Red Sox

Boston Red Sox's David Ortiz speaks to the crowd before a baseball against the Kansas City Royals in Boston, Saturday, April 20, 2013. (Michael Dwyer/AP)

When David Ortiz took the microphone at Fenway Park on Saturday the crowd roared with delight. Big Papi was back, baseball was back, Boston was back. For the injured Ortiz, this was his first game of the season with the Red Sox. His speech was the culmination of an emotional pre-game ceremony that included all manner of moving tributes and grand pronouncements. Ortiz got to give the final word before the game began.

This is our #%&!ing city. And nobody gonna dictate our freedom.

– David Ortiz

“Alright. Alright, Boston.” (Big cheer from the crowd.) “This jersey that we wear today, it doesn’t say Red Sox. It say Boston.” (Bigger cheer. Ortiz’s Dominican accent makes jersey sound like “chersey.”) “We want to thank you Mayor Menino, Governor Patrick and the whole police department for the great job they did this past week.” (Big cheer. Pause. Then out with it.) “This is our #%&!ing city.” (Huge gasping cheer of amazement. A woman in the row behind me tapped me on the shoulder. “Did he just say what I think he said?”) “And nobody gonna dictate our freedom.” (Cheering intensifies combined with laughter.) “Stay strong. Thank you.”

__TASK DETAILS__:
In the Ortiz speech article, whom does Ortiz thank for their work during the past week? The data after the Ortiz speech article comes from a separate source.

__DATA SHOWN__:

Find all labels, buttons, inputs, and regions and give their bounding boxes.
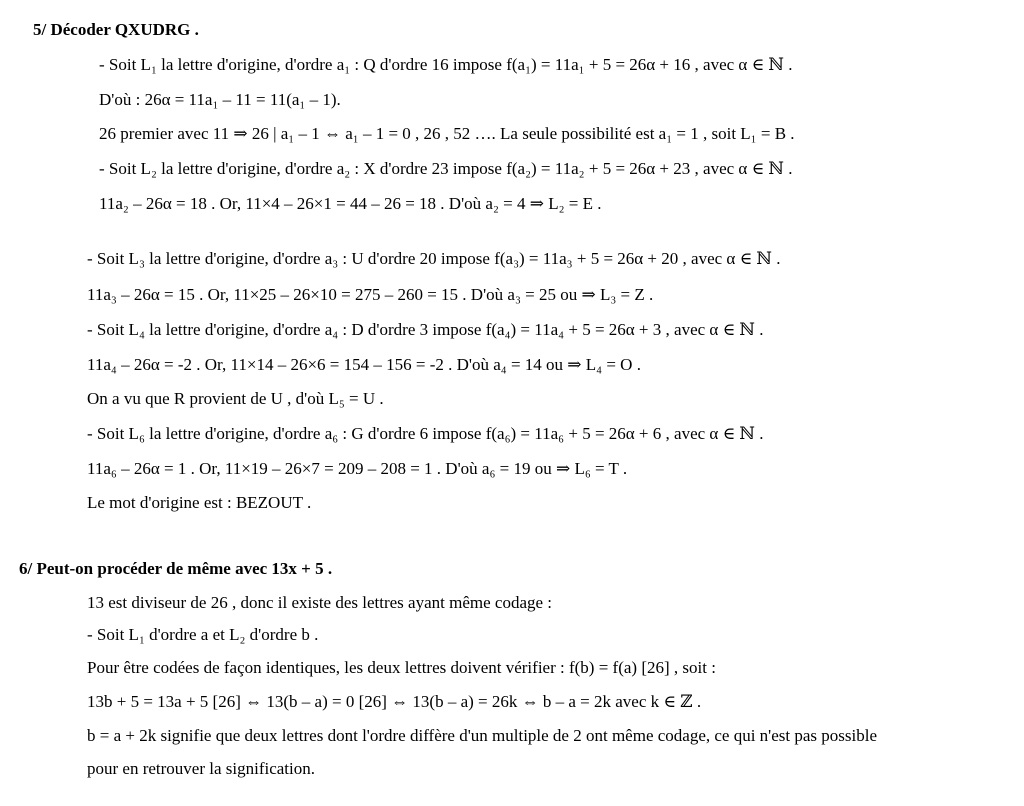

__EXERCISE RESPONSE__:
Mayor Menino, Governor Patrick and the whole police department.